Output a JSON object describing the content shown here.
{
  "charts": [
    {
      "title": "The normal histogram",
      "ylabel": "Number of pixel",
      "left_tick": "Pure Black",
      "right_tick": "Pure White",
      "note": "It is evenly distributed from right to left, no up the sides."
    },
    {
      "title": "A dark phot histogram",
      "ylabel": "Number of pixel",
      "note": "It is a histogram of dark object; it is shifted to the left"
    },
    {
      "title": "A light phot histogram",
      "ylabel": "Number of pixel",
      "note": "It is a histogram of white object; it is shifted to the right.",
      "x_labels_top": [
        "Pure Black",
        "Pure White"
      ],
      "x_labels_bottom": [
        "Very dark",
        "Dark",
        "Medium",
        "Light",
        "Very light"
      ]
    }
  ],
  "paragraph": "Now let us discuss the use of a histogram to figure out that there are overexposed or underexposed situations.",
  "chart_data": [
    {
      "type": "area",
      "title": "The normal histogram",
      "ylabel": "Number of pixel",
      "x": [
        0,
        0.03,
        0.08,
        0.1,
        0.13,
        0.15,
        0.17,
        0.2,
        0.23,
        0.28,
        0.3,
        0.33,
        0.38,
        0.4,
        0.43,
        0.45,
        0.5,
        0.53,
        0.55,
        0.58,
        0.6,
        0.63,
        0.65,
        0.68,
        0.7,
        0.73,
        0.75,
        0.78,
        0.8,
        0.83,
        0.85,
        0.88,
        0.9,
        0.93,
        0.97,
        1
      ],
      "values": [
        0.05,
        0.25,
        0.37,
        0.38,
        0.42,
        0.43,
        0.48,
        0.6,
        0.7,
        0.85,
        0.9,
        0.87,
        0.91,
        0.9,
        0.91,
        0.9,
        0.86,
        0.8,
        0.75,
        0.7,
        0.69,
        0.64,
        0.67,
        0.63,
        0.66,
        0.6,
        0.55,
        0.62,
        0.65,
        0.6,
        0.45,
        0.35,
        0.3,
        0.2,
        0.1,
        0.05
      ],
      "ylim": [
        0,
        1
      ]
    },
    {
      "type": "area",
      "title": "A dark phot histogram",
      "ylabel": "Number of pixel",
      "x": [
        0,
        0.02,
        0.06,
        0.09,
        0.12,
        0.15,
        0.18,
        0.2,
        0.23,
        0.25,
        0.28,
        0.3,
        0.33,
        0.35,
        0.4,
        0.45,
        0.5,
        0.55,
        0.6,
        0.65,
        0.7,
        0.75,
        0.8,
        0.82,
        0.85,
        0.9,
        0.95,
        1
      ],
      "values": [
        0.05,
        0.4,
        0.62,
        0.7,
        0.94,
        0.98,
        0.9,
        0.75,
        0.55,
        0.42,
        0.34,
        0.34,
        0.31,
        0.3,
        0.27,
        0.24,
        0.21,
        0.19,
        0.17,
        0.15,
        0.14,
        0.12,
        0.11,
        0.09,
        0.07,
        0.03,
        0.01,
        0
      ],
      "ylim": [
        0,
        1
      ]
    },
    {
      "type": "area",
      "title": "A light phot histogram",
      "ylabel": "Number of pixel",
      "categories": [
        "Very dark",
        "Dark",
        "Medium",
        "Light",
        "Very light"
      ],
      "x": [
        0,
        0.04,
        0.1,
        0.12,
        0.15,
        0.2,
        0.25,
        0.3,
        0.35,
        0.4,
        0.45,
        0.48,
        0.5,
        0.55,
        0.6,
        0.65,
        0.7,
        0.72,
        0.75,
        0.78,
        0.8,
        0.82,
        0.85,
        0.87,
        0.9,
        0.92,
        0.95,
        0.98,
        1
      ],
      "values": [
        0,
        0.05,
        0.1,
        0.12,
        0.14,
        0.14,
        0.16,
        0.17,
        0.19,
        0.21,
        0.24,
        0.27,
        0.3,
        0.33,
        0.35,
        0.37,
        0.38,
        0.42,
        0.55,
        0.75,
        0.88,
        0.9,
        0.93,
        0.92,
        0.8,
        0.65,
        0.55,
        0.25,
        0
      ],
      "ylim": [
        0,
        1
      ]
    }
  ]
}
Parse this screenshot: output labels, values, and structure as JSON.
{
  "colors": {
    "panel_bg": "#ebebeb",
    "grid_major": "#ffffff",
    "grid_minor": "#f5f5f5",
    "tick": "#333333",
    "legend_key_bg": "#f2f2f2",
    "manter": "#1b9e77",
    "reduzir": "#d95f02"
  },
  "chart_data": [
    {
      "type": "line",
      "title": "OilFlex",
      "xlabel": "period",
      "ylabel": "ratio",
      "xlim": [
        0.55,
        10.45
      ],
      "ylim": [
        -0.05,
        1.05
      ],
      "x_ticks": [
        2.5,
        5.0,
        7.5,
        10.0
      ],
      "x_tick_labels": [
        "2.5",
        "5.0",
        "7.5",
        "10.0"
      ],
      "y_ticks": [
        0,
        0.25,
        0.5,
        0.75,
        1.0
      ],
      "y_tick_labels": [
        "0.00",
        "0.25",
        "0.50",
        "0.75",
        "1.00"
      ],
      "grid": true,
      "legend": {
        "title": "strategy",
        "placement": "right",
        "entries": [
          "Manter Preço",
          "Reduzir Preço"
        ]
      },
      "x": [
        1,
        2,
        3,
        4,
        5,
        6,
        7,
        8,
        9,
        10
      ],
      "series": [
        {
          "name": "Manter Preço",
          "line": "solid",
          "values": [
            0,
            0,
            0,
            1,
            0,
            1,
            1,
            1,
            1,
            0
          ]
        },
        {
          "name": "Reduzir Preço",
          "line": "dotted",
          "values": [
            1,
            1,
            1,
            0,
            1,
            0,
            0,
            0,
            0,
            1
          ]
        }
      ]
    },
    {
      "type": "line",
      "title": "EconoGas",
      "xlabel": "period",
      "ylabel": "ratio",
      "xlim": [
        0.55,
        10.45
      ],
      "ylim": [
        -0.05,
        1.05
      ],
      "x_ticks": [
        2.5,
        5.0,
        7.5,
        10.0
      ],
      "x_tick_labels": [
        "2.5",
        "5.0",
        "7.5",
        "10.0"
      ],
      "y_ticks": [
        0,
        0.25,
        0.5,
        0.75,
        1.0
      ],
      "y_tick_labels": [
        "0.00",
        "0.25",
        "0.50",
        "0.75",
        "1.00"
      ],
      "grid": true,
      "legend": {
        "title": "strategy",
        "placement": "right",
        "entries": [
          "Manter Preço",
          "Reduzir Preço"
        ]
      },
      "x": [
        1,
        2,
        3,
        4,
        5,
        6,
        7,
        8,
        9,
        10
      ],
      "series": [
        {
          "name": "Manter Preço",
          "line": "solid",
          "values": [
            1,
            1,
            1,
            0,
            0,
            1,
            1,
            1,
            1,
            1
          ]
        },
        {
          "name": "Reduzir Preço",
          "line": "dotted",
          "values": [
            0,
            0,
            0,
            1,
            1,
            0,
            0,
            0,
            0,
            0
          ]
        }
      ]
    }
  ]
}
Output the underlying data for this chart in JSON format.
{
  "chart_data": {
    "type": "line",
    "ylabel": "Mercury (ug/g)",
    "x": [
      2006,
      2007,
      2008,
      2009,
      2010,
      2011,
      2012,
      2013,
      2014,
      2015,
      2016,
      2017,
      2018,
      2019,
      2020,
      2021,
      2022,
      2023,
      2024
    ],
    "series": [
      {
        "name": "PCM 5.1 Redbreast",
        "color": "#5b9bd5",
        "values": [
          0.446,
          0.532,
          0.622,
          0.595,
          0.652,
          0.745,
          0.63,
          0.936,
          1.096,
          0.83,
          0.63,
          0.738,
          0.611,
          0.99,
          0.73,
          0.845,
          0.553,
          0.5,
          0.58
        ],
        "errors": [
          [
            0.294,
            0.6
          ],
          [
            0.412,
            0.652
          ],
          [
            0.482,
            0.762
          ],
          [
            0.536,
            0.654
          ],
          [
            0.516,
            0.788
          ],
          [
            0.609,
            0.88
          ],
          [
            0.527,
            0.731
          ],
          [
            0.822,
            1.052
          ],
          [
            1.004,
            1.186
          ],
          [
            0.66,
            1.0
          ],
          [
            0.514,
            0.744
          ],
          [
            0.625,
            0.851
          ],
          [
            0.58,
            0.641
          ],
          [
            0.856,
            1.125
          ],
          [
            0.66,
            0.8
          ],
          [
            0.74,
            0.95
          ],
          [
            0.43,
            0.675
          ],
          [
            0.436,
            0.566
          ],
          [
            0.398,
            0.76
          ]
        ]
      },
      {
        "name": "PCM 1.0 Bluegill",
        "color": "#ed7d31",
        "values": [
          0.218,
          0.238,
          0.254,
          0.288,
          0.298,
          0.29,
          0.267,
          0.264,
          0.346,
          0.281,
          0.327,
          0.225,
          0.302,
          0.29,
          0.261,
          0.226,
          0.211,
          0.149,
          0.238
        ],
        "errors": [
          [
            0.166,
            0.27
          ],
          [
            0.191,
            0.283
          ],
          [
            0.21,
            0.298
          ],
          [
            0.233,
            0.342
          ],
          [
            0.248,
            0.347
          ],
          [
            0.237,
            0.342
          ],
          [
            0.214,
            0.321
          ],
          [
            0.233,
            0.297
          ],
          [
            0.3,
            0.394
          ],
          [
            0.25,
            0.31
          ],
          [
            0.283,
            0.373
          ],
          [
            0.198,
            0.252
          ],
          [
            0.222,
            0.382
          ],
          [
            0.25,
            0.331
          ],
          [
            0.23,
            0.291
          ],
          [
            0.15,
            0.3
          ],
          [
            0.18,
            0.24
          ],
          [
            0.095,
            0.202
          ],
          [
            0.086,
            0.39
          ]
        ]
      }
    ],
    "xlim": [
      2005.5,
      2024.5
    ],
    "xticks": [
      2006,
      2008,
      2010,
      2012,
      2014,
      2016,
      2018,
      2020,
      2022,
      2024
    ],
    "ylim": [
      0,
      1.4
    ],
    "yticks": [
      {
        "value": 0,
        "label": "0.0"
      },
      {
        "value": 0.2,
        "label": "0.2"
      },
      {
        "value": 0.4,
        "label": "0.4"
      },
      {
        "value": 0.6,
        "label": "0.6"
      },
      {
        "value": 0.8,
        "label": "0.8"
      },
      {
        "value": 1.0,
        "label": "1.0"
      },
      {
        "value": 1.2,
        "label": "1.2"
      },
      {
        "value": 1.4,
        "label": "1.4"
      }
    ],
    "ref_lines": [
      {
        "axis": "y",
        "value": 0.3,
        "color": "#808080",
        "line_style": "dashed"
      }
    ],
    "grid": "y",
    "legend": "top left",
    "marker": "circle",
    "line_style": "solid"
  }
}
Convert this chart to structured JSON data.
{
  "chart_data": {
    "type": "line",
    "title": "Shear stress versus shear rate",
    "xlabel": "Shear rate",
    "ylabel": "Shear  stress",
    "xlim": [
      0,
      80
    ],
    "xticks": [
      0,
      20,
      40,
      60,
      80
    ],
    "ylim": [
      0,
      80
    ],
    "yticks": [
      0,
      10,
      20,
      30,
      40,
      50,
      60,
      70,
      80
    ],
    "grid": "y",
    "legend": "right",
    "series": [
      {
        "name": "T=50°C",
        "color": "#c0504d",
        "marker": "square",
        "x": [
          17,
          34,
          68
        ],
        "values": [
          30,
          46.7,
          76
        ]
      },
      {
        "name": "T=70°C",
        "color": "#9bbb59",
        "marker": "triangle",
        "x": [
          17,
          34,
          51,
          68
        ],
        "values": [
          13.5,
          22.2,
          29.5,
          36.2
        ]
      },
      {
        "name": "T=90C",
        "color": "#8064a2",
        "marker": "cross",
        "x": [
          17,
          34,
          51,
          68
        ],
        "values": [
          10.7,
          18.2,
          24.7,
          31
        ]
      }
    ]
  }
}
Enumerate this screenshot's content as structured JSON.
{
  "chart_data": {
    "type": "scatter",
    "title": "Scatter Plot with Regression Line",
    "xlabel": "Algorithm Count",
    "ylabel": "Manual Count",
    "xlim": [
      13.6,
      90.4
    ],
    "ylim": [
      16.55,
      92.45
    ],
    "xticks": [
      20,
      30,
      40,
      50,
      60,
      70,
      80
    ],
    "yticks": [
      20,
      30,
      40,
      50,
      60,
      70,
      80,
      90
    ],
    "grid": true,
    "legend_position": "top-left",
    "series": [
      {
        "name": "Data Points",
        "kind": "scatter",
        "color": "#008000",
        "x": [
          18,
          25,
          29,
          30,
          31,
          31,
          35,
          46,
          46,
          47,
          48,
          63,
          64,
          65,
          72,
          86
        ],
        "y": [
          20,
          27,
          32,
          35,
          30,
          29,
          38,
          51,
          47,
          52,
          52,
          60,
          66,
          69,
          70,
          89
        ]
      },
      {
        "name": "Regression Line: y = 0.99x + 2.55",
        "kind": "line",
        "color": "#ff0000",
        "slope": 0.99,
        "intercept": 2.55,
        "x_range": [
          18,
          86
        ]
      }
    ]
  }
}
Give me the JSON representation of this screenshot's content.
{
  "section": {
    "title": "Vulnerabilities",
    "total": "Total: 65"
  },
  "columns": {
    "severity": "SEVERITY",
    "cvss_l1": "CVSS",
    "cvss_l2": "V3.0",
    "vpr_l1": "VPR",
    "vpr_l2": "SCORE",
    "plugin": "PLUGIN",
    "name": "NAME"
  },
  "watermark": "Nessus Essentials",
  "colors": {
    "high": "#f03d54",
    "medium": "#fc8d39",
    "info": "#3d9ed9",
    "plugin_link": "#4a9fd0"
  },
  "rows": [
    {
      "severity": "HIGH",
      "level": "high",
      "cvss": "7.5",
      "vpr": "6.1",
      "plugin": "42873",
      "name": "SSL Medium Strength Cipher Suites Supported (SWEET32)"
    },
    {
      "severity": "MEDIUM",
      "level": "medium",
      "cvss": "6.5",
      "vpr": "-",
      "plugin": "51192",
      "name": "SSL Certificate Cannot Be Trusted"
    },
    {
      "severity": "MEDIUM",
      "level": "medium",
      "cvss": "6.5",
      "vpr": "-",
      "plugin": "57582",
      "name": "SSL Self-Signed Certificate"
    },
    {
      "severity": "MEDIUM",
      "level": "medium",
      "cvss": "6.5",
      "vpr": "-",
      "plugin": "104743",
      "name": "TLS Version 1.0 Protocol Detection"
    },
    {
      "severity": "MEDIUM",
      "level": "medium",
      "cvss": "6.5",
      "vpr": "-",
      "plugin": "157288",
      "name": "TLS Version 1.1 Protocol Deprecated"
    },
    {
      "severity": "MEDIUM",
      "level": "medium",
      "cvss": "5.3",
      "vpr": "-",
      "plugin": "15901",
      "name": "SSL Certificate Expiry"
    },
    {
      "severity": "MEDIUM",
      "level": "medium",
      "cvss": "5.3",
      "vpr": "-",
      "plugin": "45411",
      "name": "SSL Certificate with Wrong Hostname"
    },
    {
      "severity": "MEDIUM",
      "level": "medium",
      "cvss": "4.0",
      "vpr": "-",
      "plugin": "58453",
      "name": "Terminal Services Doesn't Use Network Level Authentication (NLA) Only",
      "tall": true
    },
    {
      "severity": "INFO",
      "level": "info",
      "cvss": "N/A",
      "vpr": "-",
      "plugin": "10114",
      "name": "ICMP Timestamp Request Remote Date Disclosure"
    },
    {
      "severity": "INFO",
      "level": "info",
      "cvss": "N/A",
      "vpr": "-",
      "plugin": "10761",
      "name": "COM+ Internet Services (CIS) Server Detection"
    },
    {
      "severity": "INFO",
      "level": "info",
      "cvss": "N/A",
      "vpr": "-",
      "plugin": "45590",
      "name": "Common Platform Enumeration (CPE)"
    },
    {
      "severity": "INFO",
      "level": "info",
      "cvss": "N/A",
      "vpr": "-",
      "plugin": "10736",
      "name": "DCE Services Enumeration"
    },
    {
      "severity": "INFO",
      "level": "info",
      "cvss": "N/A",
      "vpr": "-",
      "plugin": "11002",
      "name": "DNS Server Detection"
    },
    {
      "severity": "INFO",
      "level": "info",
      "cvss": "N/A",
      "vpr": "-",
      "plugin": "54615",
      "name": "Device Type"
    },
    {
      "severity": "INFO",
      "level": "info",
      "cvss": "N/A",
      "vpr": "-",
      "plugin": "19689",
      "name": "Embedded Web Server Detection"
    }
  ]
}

● **TO DO**
Copy down every line of the material above that includes the string "Services".

● **FINISHED TASK**
      "name": "Terminal Services Doesn't Use Network Level Authentication (NLA) Only",
      "name": "COM+ Internet Services (CIS) Server Detection"
      "name": "DCE Services Enumeration"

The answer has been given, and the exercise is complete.